• [Document extract]:
Walking the dog has been a popular diversion for many enduring coronavirus quarantine, with pets playing an important role in helping humans get through this difficult time. Shelter-in-place orders around the country have even created a surge in demand for pets to provide both companionship and comfort.
"There is now a huge interest in fostering dogs and cats," said Tracy Elliott, president of the Chicago Anti-Cruelty Society. "We have hundreds and hundreds of people waiting." Elliott said the society also experienced a run on adoptions before it had to close its buildings.
Elliott points to the numbers. Normally the society might have around 100 dogs in foster care on any given day, but now 214 are being fostered. And their kennel no longer has nearly enough animals to meet demand.
The same story can be found across the U.S.
"We saw a nearly 70 percent increase in animals going into foster care through our NYC and Los Angeles foster programs, compared to the same time period in 2019," the American Society for the Prevention of Cruelty to Animals said in a statement provided to ABC News. "In addition, since March 15, more than 600 people completed online foster applications for our New York City and Los Angeles foster programs, representing a 200 percent increase when compared to traditional application numbers during this period."

• [Data section]:
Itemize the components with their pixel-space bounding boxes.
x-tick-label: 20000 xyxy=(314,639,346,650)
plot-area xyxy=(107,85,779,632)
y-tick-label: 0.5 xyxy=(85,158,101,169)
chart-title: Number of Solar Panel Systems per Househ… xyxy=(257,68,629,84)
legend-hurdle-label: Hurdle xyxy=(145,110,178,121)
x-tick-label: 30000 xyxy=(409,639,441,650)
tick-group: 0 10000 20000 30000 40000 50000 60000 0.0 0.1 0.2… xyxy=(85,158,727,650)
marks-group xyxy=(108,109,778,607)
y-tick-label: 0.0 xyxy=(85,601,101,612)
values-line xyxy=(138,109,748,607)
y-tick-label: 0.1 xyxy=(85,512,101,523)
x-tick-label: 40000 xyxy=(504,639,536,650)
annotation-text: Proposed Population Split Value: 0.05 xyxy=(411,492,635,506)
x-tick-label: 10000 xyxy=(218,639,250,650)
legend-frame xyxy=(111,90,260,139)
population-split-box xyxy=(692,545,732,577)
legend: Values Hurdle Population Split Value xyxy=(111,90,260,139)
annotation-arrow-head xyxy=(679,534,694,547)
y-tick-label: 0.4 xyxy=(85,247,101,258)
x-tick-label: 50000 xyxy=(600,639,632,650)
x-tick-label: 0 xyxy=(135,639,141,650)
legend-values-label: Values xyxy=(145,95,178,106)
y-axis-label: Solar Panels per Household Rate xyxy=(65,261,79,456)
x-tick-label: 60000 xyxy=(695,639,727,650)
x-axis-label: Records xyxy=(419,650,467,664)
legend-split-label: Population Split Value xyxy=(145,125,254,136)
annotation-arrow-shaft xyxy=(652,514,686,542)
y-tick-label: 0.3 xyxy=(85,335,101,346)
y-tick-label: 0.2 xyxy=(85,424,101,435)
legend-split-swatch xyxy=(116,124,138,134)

• [Study questions]:
**a)** Transcribe the passage of the article on pet fostering during the coronavirus quarantine between "Elliott points to" and "across the U.S.", inclusive.
**b)** According to the article on pet fostering during the coronavirus quarantine, how many dogs are currently being fostered through the Chicago Anti-Cruelty Society?
**c)** Take the article on pet fostering during the coronavirus quarantine further, starting after its last sentence.
The records can be set aside; nothing here depends on them.

• [Expected responses]:
**a)**
Elliott points to the numbers. Normally the society might have around 100 dogs in foster care on any given day, but now 214 are being fostered. And their kennel no longer has nearly enough animals to meet demand.
The same story can be found across the U.S.

**b)** 214 dogs.

**c)**
Jim Tedford, the CEO of the Association for Animal Welfare Advancement, a professional organization for public and private animal shelters, said he's heard about shelters being "relatively emptied out," because so many people have volunteered to foster or adopt pets.
"I've heard from a number of shelters who actually say they've got a backlog of up to a thousand volunteer foster homes on a list, waiting for animals to take care of," Tedford said.
The "need" element works both ways: More and more animals need caretakers as shelter workers are forced to stay home, so shelters reached out to their respective communities for volunteers to foster and adopt those pets.
But the animals are giving back just as much, fulfilling human needs amplified by social distancing.
Elliott cites "companionship and unconditional love" as "absolutely" among the most valuable benefits offered by pets at this time. Tedford adds another: "Animals force us into a routine," particularly for those not accustomed to working from, or being stuck at, home.
"You don't get to just lay in bed until 11 or 12 o'clock," he said. "You've got to get up to feed that dog or cat. If it's a dog you're more than likely going to have to take him for a walk right away."
These benefits may pale in comparison to another that dogs might provide. A British charity, Medical Detection Dogs, is exploring whether dogs could be enlisted in the fight against COVID-19 using their acute senses of smell. According to its website, "Dogs searching for COVID-19 would be trained in the same way as those dogs the charity has already trained to detect diseases like cancer, Parkinson's and bacterial infections -- by sniffing samples in the charity's training room and indicating when they have found it."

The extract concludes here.